**TASK PROMPT**
Without the pictures, return all of the material exactly as written.

□ □ □ □

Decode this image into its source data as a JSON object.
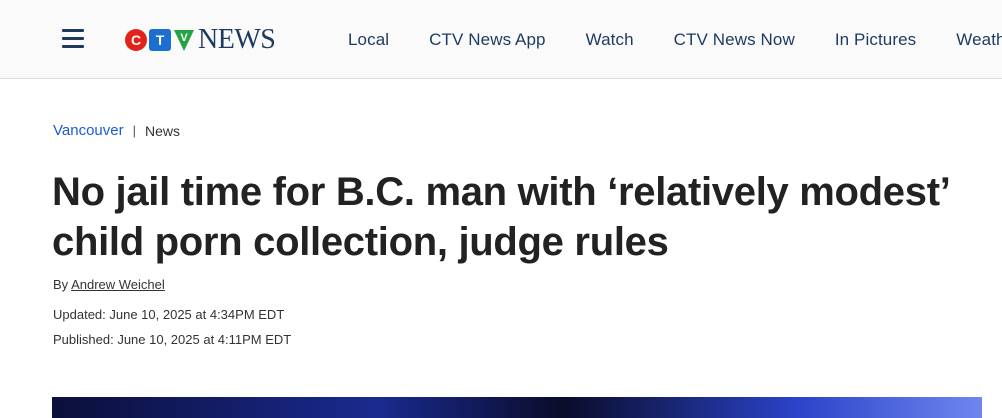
{
  "header": {
    "menu_icon": "hamburger-menu-icon",
    "logo": {
      "letters": [
        "C",
        "T",
        "V"
      ],
      "colors": [
        "#e2231a",
        "#1a6fd0",
        "#25a244"
      ],
      "wordmark": "NEWS"
    },
    "nav": [
      "Local",
      "CTV News App",
      "Watch",
      "CTV News Now",
      "In Pictures",
      "Weather"
    ]
  },
  "article": {
    "breadcrumb": {
      "section": "Vancouver",
      "separator": "|",
      "category": "News"
    },
    "headline": "No jail time for B.C. man with ‘relatively modest’ child porn collection, judge rules",
    "byline_prefix": "By",
    "author": "Andrew Weichel",
    "updated": "Updated: June 10, 2025 at 4:34PM EDT",
    "published": "Published: June 10, 2025 at 4:11PM EDT"
  }
}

□ □ □ □

**RESULT BELOW**
Decode this image into its source data as a JSON object.
{
  "header": {
    "menu_icon": "hamburger-menu-icon",
    "logo": {
      "letters": [
        "C",
        "T",
        "V"
      ],
      "colors": [
        "#e2231a",
        "#1a6fd0",
        "#25a244"
      ],
      "wordmark": "NEWS"
    },
    "nav": [
      "Local",
      "CTV News App",
      "Watch",
      "CTV News Now",
      "In Pictures",
      "Weather"
    ]
  },
  "article": {
    "breadcrumb": {
      "section": "Vancouver",
      "separator": "|",
      "category": "News"
    },
    "headline": "No jail time for B.C. man with ‘relatively modest’ child porn collection, judge rules",
    "byline_prefix": "By",
    "author": "Andrew Weichel",
    "updated": "Updated: June 10, 2025 at 4:34PM EDT",
    "published": "Published: June 10, 2025 at 4:11PM EDT"
  }
}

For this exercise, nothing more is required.